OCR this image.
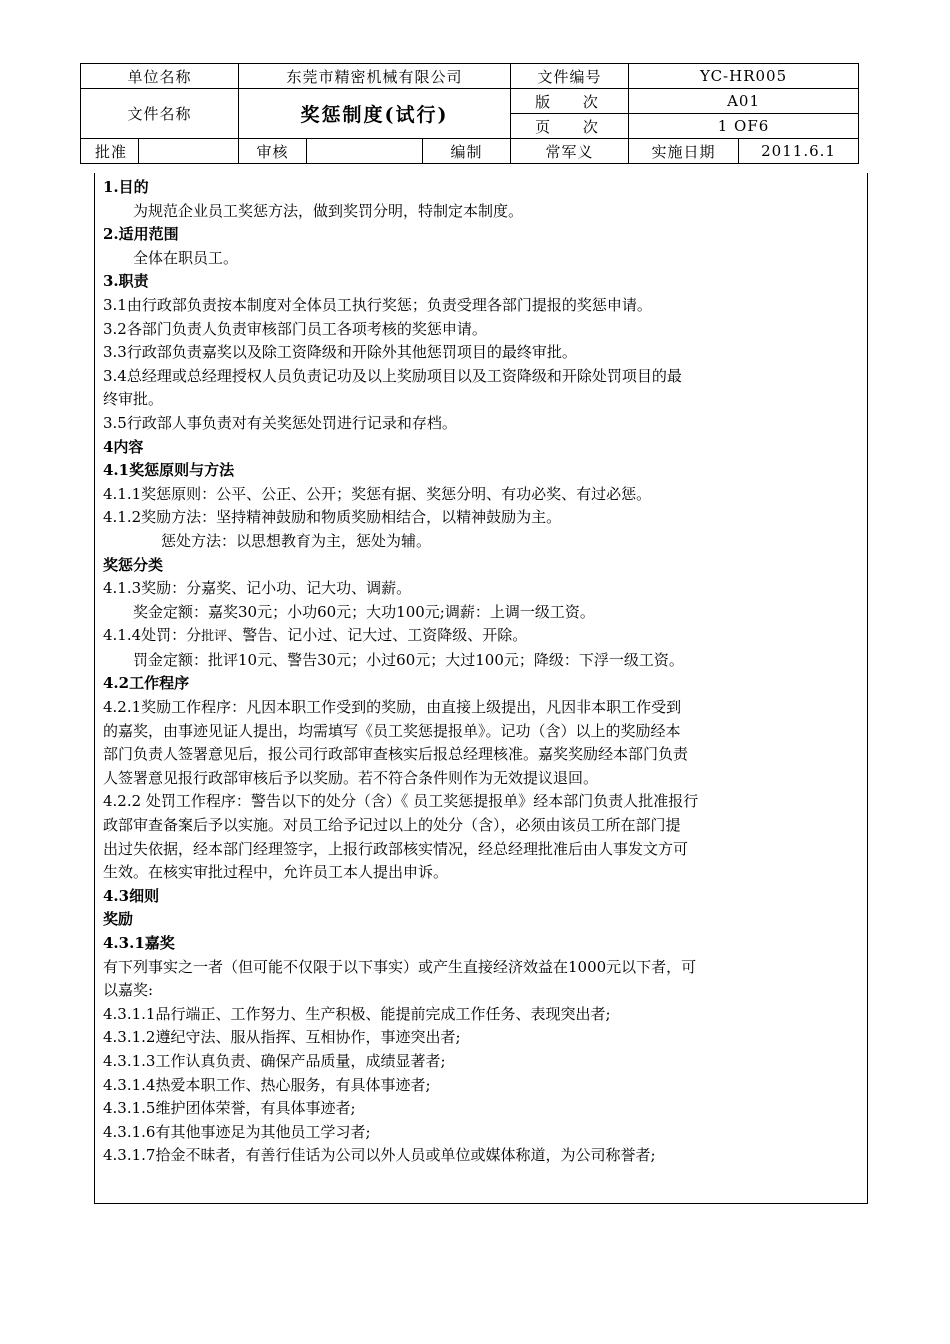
单位名称		东莞市精密机械有限公司			文件编号	YC-HR005	
文件名称		奖惩制度(试行)			版 次	A01	
					页 次	1 OF6	
批准		审核		编制	常军义	实施日期	2011.6.1
1.目的
为规范企业员工奖惩方法，做到奖罚分明，特制定本制度。
2.适用范围
全体在职员工。
3.职责
3.1由行政部负责按本制度对全体员工执行奖惩；负责受理各部门提报的奖惩申请。
3.2各部门负责人负责审核部门员工各项考核的奖惩申请。
3.3行政部负责嘉奖以及除工资降级和开除外其他惩罚项目的最终审批。
3.4总经理或总经理授权人员负责记功及以上奖励项目以及工资降级和开除处罚项目的最
终审批。
3.5行政部人事负责对有关奖惩处罚进行记录和存档。
4内容
4.1奖惩原则与方法
4.1.1奖惩原则：公平、公正、公开；奖惩有据、奖惩分明、有功必奖、有过必惩。
4.1.2奖励方法：坚持精神鼓励和物质奖励相结合，以精神鼓励为主。
惩处方法：以思想教育为主，惩处为辅。
奖惩分类
4.1.3奖励：分嘉奖、记小功、记大功、调薪。
奖金定额：嘉奖30元；小功60元；大功100元;调薪：上调一级工资。
4.1.4处罚：分批评、警告、记小过、记大过、工资降级、开除。
罚金定额：批评10元、警告30元；小过60元；大过100元；降级：下浮一级工资。
4.2工作程序
4.2.1奖励工作程序：凡因本职工作受到的奖励，由直接上级提出，凡因非本职工作受到
的嘉奖，由事迹见证人提出，均需填写《员工奖惩提报单》。记功（含）以上的奖励经本
部门负责人签署意见后，报公司行政部审查核实后报总经理核准。嘉奖奖励经本部门负责
人签署意见报行政部审核后予以奖励。若不符合条件则作为无效提议退回。
4.2.2 处罚工作程序：警告以下的处分（含）《 员工奖惩提报单》经本部门负责人批准报行
政部审查备案后予以实施。对员工给予记过以上的处分（含），必须由该员工所在部门提
出过失依据，经本部门经理签字，上报行政部核实情况，经总经理批准后由人事发文方可
生效。在核实审批过程中，允许员工本人提出申诉。
4.3细则
奖励
4.3.1嘉奖
有下列事实之一者（但可能不仅限于以下事实）或产生直接经济效益在1000元以下者，可
以嘉奖:
4.3.1.1品行端正、工作努力、生产积极、能提前完成工作任务、表现突出者;
4.3.1.2遵纪守法、服从指挥、互相协作，事迹突出者;
4.3.1.3工作认真负责、确保产品质量，成绩显著者;
4.3.1.4热爱本职工作、热心服务，有具体事迹者;
4.3.1.5维护团体荣誉，有具体事迹者;
4.3.1.6有其他事迹足为其他员工学习者;
4.3.1.7拾金不昧者，有善行佳话为公司以外人员或单位或媒体称道，为公司称誉者;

______________________________

** Work required **
Pictures are excluded; output everything else in the data verbatim.

** Exercise solution **
OCR this image.
单位名称		东莞市精密机械有限公司			文件编号	YC-HR005	
文件名称		奖惩制度(试行)			版 次	A01	
					页 次	1 OF6	
批准		审核		编制	常军义	实施日期	2011.6.1
1.目的
为规范企业员工奖惩方法，做到奖罚分明，特制定本制度。
2.适用范围
全体在职员工。
3.职责
3.1由行政部负责按本制度对全体员工执行奖惩；负责受理各部门提报的奖惩申请。
3.2各部门负责人负责审核部门员工各项考核的奖惩申请。
3.3行政部负责嘉奖以及除工资降级和开除外其他惩罚项目的最终审批。
3.4总经理或总经理授权人员负责记功及以上奖励项目以及工资降级和开除处罚项目的最
终审批。
3.5行政部人事负责对有关奖惩处罚进行记录和存档。
4内容
4.1奖惩原则与方法
4.1.1奖惩原则：公平、公正、公开；奖惩有据、奖惩分明、有功必奖、有过必惩。
4.1.2奖励方法：坚持精神鼓励和物质奖励相结合，以精神鼓励为主。
惩处方法：以思想教育为主，惩处为辅。
奖惩分类
4.1.3奖励：分嘉奖、记小功、记大功、调薪。
奖金定额：嘉奖30元；小功60元；大功100元;调薪：上调一级工资。
4.1.4处罚：分批评、警告、记小过、记大过、工资降级、开除。
罚金定额：批评10元、警告30元；小过60元；大过100元；降级：下浮一级工资。
4.2工作程序
4.2.1奖励工作程序：凡因本职工作受到的奖励，由直接上级提出，凡因非本职工作受到
的嘉奖，由事迹见证人提出，均需填写《员工奖惩提报单》。记功（含）以上的奖励经本
部门负责人签署意见后，报公司行政部审查核实后报总经理核准。嘉奖奖励经本部门负责
人签署意见报行政部审核后予以奖励。若不符合条件则作为无效提议退回。
4.2.2 处罚工作程序：警告以下的处分（含）《 员工奖惩提报单》经本部门负责人批准报行
政部审查备案后予以实施。对员工给予记过以上的处分（含），必须由该员工所在部门提
出过失依据，经本部门经理签字，上报行政部核实情况，经总经理批准后由人事发文方可
生效。在核实审批过程中，允许员工本人提出申诉。
4.3细则
奖励
4.3.1嘉奖
有下列事实之一者（但可能不仅限于以下事实）或产生直接经济效益在1000元以下者，可
以嘉奖:
4.3.1.1品行端正、工作努力、生产积极、能提前完成工作任务、表现突出者;
4.3.1.2遵纪守法、服从指挥、互相协作，事迹突出者;
4.3.1.3工作认真负责、确保产品质量，成绩显著者;
4.3.1.4热爱本职工作、热心服务，有具体事迹者;
4.3.1.5维护团体荣誉，有具体事迹者;
4.3.1.6有其他事迹足为其他员工学习者;
4.3.1.7拾金不昧者，有善行佳话为公司以外人员或单位或媒体称道，为公司称誉者;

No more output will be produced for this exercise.